DATA TO USE:

= = =

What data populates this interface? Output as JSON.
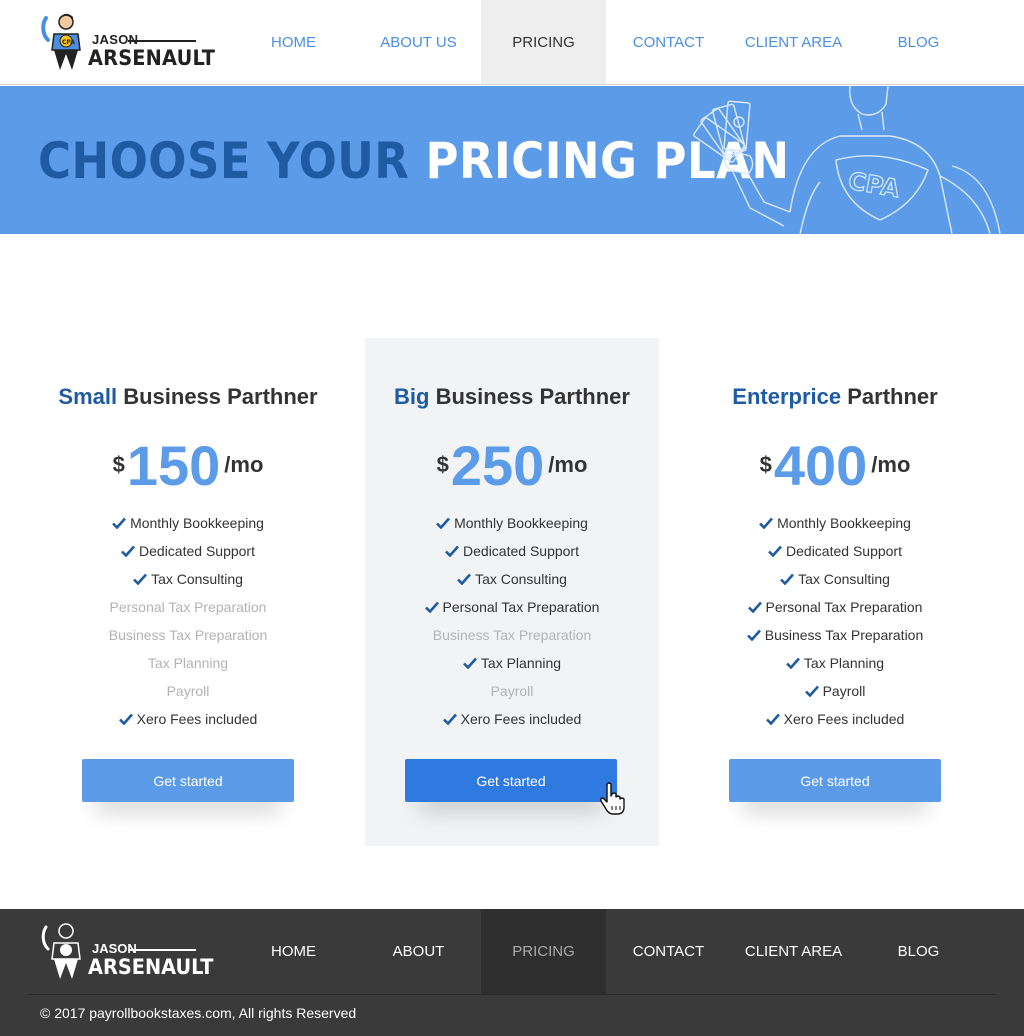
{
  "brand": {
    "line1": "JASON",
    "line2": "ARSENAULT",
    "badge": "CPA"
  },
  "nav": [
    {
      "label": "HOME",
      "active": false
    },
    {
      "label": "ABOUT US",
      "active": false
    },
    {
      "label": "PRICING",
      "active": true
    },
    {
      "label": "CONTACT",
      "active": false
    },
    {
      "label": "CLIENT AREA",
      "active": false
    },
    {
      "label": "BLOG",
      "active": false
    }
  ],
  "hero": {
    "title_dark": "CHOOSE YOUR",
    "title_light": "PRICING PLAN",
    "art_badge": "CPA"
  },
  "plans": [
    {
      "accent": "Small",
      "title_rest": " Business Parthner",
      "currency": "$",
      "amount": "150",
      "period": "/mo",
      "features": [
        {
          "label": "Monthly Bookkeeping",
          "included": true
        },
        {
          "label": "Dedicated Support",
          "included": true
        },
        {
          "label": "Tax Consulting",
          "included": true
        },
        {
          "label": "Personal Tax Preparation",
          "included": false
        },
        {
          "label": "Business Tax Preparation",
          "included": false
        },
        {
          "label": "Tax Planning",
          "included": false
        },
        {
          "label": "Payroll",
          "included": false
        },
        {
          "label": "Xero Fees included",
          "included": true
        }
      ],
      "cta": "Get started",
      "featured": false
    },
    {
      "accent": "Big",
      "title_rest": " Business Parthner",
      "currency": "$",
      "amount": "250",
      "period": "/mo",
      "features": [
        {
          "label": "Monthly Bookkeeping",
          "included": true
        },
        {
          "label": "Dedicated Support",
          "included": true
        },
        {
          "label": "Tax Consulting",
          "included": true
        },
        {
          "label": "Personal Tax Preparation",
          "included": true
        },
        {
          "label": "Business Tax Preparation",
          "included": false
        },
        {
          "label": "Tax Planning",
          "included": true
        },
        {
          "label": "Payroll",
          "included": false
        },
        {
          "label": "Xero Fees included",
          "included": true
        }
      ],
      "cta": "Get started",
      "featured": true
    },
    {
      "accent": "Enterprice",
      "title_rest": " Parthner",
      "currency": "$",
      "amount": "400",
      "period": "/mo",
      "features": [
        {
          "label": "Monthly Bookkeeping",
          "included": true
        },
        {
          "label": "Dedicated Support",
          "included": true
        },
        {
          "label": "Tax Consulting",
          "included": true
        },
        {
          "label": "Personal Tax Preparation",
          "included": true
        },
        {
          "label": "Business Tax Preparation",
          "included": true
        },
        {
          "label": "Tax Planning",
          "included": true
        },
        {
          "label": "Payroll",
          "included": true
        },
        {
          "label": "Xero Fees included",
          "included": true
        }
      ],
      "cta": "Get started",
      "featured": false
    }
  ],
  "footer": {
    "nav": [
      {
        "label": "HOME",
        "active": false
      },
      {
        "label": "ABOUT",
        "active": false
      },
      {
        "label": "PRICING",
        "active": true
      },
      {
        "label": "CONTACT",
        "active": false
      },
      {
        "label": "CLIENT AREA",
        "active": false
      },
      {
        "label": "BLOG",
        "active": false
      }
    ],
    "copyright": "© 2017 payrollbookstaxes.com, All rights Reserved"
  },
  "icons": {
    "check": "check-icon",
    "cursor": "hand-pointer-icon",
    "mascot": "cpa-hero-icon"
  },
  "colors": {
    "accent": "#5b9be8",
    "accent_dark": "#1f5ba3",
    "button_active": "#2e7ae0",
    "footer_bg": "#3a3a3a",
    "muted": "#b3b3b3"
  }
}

= = =

WHAT IS NEEDED: Pictures are not part of the copy; output everything else in the records exactly.

TASK SOLUTION:
What data populates this interface? Output as JSON.
{
  "brand": {
    "line1": "JASON",
    "line2": "ARSENAULT",
    "badge": "CPA"
  },
  "nav": [
    {
      "label": "HOME",
      "active": false
    },
    {
      "label": "ABOUT US",
      "active": false
    },
    {
      "label": "PRICING",
      "active": true
    },
    {
      "label": "CONTACT",
      "active": false
    },
    {
      "label": "CLIENT AREA",
      "active": false
    },
    {
      "label": "BLOG",
      "active": false
    }
  ],
  "hero": {
    "title_dark": "CHOOSE YOUR",
    "title_light": "PRICING PLAN",
    "art_badge": "CPA"
  },
  "plans": [
    {
      "accent": "Small",
      "title_rest": " Business Parthner",
      "currency": "$",
      "amount": "150",
      "period": "/mo",
      "features": [
        {
          "label": "Monthly Bookkeeping",
          "included": true
        },
        {
          "label": "Dedicated Support",
          "included": true
        },
        {
          "label": "Tax Consulting",
          "included": true
        },
        {
          "label": "Personal Tax Preparation",
          "included": false
        },
        {
          "label": "Business Tax Preparation",
          "included": false
        },
        {
          "label": "Tax Planning",
          "included": false
        },
        {
          "label": "Payroll",
          "included": false
        },
        {
          "label": "Xero Fees included",
          "included": true
        }
      ],
      "cta": "Get started",
      "featured": false
    },
    {
      "accent": "Big",
      "title_rest": " Business Parthner",
      "currency": "$",
      "amount": "250",
      "period": "/mo",
      "features": [
        {
          "label": "Monthly Bookkeeping",
          "included": true
        },
        {
          "label": "Dedicated Support",
          "included": true
        },
        {
          "label": "Tax Consulting",
          "included": true
        },
        {
          "label": "Personal Tax Preparation",
          "included": true
        },
        {
          "label": "Business Tax Preparation",
          "included": false
        },
        {
          "label": "Tax Planning",
          "included": true
        },
        {
          "label": "Payroll",
          "included": false
        },
        {
          "label": "Xero Fees included",
          "included": true
        }
      ],
      "cta": "Get started",
      "featured": true
    },
    {
      "accent": "Enterprice",
      "title_rest": " Parthner",
      "currency": "$",
      "amount": "400",
      "period": "/mo",
      "features": [
        {
          "label": "Monthly Bookkeeping",
          "included": true
        },
        {
          "label": "Dedicated Support",
          "included": true
        },
        {
          "label": "Tax Consulting",
          "included": true
        },
        {
          "label": "Personal Tax Preparation",
          "included": true
        },
        {
          "label": "Business Tax Preparation",
          "included": true
        },
        {
          "label": "Tax Planning",
          "included": true
        },
        {
          "label": "Payroll",
          "included": true
        },
        {
          "label": "Xero Fees included",
          "included": true
        }
      ],
      "cta": "Get started",
      "featured": false
    }
  ],
  "footer": {
    "nav": [
      {
        "label": "HOME",
        "active": false
      },
      {
        "label": "ABOUT",
        "active": false
      },
      {
        "label": "PRICING",
        "active": true
      },
      {
        "label": "CONTACT",
        "active": false
      },
      {
        "label": "CLIENT AREA",
        "active": false
      },
      {
        "label": "BLOG",
        "active": false
      }
    ],
    "copyright": "© 2017 payrollbookstaxes.com, All rights Reserved"
  },
  "icons": {
    "check": "check-icon",
    "cursor": "hand-pointer-icon",
    "mascot": "cpa-hero-icon"
  },
  "colors": {
    "accent": "#5b9be8",
    "accent_dark": "#1f5ba3",
    "button_active": "#2e7ae0",
    "footer_bg": "#3a3a3a",
    "muted": "#b3b3b3"
  }
}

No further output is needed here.